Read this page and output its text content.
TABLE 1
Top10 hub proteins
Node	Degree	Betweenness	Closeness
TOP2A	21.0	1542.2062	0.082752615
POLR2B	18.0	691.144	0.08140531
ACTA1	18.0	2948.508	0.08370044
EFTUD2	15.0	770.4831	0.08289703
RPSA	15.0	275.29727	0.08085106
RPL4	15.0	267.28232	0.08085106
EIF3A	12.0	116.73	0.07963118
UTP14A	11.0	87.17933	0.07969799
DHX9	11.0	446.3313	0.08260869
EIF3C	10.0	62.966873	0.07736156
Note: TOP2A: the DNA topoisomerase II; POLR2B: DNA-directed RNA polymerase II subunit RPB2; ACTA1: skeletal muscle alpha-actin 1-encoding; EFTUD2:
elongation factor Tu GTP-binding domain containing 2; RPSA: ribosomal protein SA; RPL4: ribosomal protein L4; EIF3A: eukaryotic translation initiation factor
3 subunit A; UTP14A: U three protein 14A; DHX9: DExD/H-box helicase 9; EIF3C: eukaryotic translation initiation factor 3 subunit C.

> **What is being asked**: The required answer is every line of the data, duplicated exactly.

> **Solution for this task**:
Read this page and output its text content.
TABLE 1
Top10 hub proteins
Node	Degree	Betweenness	Closeness
TOP2A	21.0	1542.2062	0.082752615
POLR2B	18.0	691.144	0.08140531
ACTA1	18.0	2948.508	0.08370044
EFTUD2	15.0	770.4831	0.08289703
RPSA	15.0	275.29727	0.08085106
RPL4	15.0	267.28232	0.08085106
EIF3A	12.0	116.73	0.07963118
UTP14A	11.0	87.17933	0.07969799
DHX9	11.0	446.3313	0.08260869
EIF3C	10.0	62.966873	0.07736156
Note: TOP2A: the DNA topoisomerase II; POLR2B: DNA-directed RNA polymerase II subunit RPB2; ACTA1: skeletal muscle alpha-actin 1-encoding; EFTUD2:
elongation factor Tu GTP-binding domain containing 2; RPSA: ribosomal protein SA; RPL4: ribosomal protein L4; EIF3A: eukaryotic translation initiation factor
3 subunit A; UTP14A: U three protein 14A; DHX9: DExD/H-box helicase 9; EIF3C: eukaryotic translation initiation factor 3 subunit C.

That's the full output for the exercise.